Work to be completed = Reproduce every line of the data below word for word, with nothing added or left out.

Stored data =
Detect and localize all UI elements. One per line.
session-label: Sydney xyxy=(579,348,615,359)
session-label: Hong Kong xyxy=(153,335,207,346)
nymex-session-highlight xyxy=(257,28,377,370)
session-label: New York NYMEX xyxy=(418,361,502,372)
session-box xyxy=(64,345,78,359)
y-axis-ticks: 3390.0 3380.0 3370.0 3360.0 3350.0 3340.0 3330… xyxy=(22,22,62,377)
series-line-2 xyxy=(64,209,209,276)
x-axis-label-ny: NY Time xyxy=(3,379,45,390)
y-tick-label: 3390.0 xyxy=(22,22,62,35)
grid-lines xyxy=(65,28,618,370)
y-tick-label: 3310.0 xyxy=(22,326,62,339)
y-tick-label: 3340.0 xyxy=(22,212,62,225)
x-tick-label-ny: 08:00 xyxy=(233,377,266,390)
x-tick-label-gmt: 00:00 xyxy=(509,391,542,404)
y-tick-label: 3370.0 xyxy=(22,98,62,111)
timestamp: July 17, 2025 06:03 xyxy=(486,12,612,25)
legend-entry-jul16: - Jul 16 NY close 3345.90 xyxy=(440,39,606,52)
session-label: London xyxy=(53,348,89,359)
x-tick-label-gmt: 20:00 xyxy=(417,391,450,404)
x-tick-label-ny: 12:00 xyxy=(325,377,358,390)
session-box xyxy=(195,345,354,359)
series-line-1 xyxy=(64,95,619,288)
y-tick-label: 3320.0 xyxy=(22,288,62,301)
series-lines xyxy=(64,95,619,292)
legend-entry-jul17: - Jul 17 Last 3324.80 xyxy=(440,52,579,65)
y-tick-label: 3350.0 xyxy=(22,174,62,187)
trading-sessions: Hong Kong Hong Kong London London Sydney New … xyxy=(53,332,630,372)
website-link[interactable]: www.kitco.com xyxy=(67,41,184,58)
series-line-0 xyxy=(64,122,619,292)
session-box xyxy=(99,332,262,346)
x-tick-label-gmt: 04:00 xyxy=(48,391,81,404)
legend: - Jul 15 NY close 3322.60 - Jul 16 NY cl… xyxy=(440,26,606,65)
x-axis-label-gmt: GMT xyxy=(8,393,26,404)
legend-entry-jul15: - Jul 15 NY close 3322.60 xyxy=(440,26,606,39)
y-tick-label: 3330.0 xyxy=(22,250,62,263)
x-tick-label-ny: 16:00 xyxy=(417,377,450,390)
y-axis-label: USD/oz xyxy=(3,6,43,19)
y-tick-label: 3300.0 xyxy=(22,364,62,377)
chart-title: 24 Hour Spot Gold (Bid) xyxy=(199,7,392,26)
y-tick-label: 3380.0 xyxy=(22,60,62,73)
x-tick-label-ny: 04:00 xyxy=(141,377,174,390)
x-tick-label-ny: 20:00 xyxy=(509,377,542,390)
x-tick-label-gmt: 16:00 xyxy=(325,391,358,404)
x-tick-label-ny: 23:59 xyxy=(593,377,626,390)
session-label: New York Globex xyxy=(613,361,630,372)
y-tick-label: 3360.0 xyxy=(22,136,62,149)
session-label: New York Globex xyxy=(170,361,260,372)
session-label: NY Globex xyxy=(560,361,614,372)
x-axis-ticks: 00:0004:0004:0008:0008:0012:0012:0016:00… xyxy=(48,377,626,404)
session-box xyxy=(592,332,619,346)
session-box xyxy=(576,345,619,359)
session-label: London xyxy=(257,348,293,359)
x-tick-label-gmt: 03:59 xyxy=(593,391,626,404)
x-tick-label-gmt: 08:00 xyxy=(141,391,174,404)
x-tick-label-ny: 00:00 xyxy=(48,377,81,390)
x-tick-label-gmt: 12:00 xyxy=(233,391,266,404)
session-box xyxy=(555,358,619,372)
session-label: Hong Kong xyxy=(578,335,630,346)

Finished task =
Detect and localize all UI elements. One per line.
session-label: Sydney xyxy=(579,348,615,359)
session-label: Hong Kong xyxy=(153,335,207,346)
nymex-session-highlight xyxy=(257,28,377,370)
session-label: New York NYMEX xyxy=(418,361,502,372)
session-box xyxy=(64,345,78,359)
y-axis-ticks: 3390.0 3380.0 3370.0 3360.0 3350.0 3340.0 3330… xyxy=(22,22,62,377)
series-line-2 xyxy=(64,209,209,276)
x-axis-label-ny: NY Time xyxy=(3,379,45,390)
y-tick-label: 3390.0 xyxy=(22,22,62,35)
grid-lines xyxy=(65,28,618,370)
y-tick-label: 3310.0 xyxy=(22,326,62,339)
y-tick-label: 3340.0 xyxy=(22,212,62,225)
x-tick-label-ny: 08:00 xyxy=(233,377,266,390)
x-tick-label-gmt: 00:00 xyxy=(509,391,542,404)
y-tick-label: 3370.0 xyxy=(22,98,62,111)
timestamp: July 17, 2025 06:03 xyxy=(486,12,612,25)
legend-entry-jul16: - Jul 16 NY close 3345.90 xyxy=(440,39,606,52)
session-label: London xyxy=(53,348,89,359)
x-tick-label-gmt: 20:00 xyxy=(417,391,450,404)
x-tick-label-ny: 12:00 xyxy=(325,377,358,390)
session-box xyxy=(195,345,354,359)
series-line-1 xyxy=(64,95,619,288)
y-tick-label: 3320.0 xyxy=(22,288,62,301)
series-lines xyxy=(64,95,619,292)
legend-entry-jul17: - Jul 17 Last 3324.80 xyxy=(440,52,579,65)
y-tick-label: 3350.0 xyxy=(22,174,62,187)
trading-sessions: Hong Kong Hong Kong London London Sydney New … xyxy=(53,332,630,372)
website-link[interactable]: www.kitco.com xyxy=(67,41,184,58)
series-line-0 xyxy=(64,122,619,292)
session-box xyxy=(99,332,262,346)
x-tick-label-gmt: 04:00 xyxy=(48,391,81,404)
legend: - Jul 15 NY close 3322.60 - Jul 16 NY cl… xyxy=(440,26,606,65)
x-axis-label-gmt: GMT xyxy=(8,393,26,404)
legend-entry-jul15: - Jul 15 NY close 3322.60 xyxy=(440,26,606,39)
y-tick-label: 3330.0 xyxy=(22,250,62,263)
x-tick-label-ny: 16:00 xyxy=(417,377,450,390)
y-axis-label: USD/oz xyxy=(3,6,43,19)
y-tick-label: 3300.0 xyxy=(22,364,62,377)
chart-title: 24 Hour Spot Gold (Bid) xyxy=(199,7,392,26)
y-tick-label: 3380.0 xyxy=(22,60,62,73)
x-tick-label-ny: 04:00 xyxy=(141,377,174,390)
x-tick-label-ny: 20:00 xyxy=(509,377,542,390)
x-tick-label-gmt: 16:00 xyxy=(325,391,358,404)
x-tick-label-ny: 23:59 xyxy=(593,377,626,390)
session-label: New York Globex xyxy=(613,361,630,372)
y-tick-label: 3360.0 xyxy=(22,136,62,149)
session-label: New York Globex xyxy=(170,361,260,372)
session-label: NY Globex xyxy=(560,361,614,372)
x-axis-ticks: 00:0004:0004:0008:0008:0012:0012:0016:00… xyxy=(48,377,626,404)
session-box xyxy=(592,332,619,346)
session-box xyxy=(576,345,619,359)
session-label: London xyxy=(257,348,293,359)
x-tick-label-gmt: 03:59 xyxy=(593,391,626,404)
x-tick-label-gmt: 08:00 xyxy=(141,391,174,404)
x-tick-label-ny: 00:00 xyxy=(48,377,81,390)
x-tick-label-gmt: 12:00 xyxy=(233,391,266,404)
session-box xyxy=(555,358,619,372)
session-label: Hong Kong xyxy=(578,335,630,346)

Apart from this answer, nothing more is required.